Excerpted passage -
···

# Barudan pricing vs SWF financing which one is better for beginners in industry?



## NCstartup (Nov 20, 2018)

So my family wants to start an Embroidery business. But we have a few questions that seem to not be answered so far.

1. What is the estimated price of a single head Barudan? Do they offer financing? This is our preferred Machine as we’ve read its the best a has minimum breakdowns but its pricy, how pricy?

2. Barudan has a “Embroidery Start up package” that costs extra with a ton of perloaded designs and accessories for the machine. Has any one gotten this package, do you know the price and do you think it would be enough to start the business without getting outside programs?

3. SWF is our current second choice. Is it a good company? And if so what is there pricing? And how long to there machines last? I know they offer financing but are very vague about it.


----------



## AlypprintstheTee (Mar 29, 2017)

We got the SWF Man 12 not too long ago and we love it! You're looking at around £7000 but the price is worth it. YES was lovely to work with, they got us all setup, showed us what to do and told us to just give them a call if we got into any trouble

It's our first embroidery machine but we're hoping to add more if things go well... fingers crossed!


----------



## gardenhillemb (Oct 29, 2015)

You can contact Barudan directly and ask for a quote. Here in the U.S., I've been hearing that SWF has slipped in customer support.


----------



## NCstartup (Nov 20, 2018)

gardenhillemb said:


> You can contact Barudan directly and ask for a quote. Here in the U.S., I've been hearing that SWF has slipped in customer support.



Thank you for the advice. We are in a small beach town so tech support is super important as we probably wouldn’t be anywhere close to a in person technician.


----------



## NCstartup (Nov 20, 2018)

···

Stated goal 1 -
In the embroidery machine thread, about how much does AlypprintstheTee say the SWF Man 12 costs?

[Labeled box records]
···

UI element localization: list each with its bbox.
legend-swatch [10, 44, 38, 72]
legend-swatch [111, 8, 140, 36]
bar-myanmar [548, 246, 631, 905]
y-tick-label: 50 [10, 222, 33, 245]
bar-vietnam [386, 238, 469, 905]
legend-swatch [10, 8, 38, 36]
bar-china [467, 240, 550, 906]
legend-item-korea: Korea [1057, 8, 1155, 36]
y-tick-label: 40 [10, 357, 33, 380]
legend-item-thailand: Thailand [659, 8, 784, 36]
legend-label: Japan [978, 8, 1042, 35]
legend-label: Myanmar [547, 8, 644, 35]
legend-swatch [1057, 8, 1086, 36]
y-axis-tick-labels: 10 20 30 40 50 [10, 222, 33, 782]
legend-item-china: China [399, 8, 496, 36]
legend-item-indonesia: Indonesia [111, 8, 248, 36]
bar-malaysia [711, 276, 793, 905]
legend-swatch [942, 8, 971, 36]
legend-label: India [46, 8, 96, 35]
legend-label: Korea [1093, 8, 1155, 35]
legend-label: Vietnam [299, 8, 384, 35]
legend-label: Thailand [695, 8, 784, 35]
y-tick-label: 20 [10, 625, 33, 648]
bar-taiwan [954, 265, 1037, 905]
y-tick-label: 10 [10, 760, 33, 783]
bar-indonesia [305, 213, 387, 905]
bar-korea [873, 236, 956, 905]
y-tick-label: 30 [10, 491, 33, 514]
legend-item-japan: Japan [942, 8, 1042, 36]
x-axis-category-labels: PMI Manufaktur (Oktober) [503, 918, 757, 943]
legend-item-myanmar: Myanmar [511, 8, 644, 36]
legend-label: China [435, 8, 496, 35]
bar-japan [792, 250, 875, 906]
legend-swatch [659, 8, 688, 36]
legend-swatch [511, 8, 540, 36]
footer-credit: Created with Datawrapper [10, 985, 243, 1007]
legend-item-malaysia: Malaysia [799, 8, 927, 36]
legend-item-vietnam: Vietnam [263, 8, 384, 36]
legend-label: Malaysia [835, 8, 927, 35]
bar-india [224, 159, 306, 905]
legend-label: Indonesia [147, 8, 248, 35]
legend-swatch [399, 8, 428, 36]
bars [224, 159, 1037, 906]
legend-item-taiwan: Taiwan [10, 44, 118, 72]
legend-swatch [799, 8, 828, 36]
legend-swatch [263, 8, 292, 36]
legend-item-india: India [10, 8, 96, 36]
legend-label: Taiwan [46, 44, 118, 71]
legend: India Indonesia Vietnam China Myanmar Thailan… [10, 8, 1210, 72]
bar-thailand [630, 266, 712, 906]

···

Stated goal 2 -
Report how many lines of the entries contain the string "axis", counting only matches in that exact case. Give only the number.

Final answer 1 -
Around £7000.

Final answer 2 -
2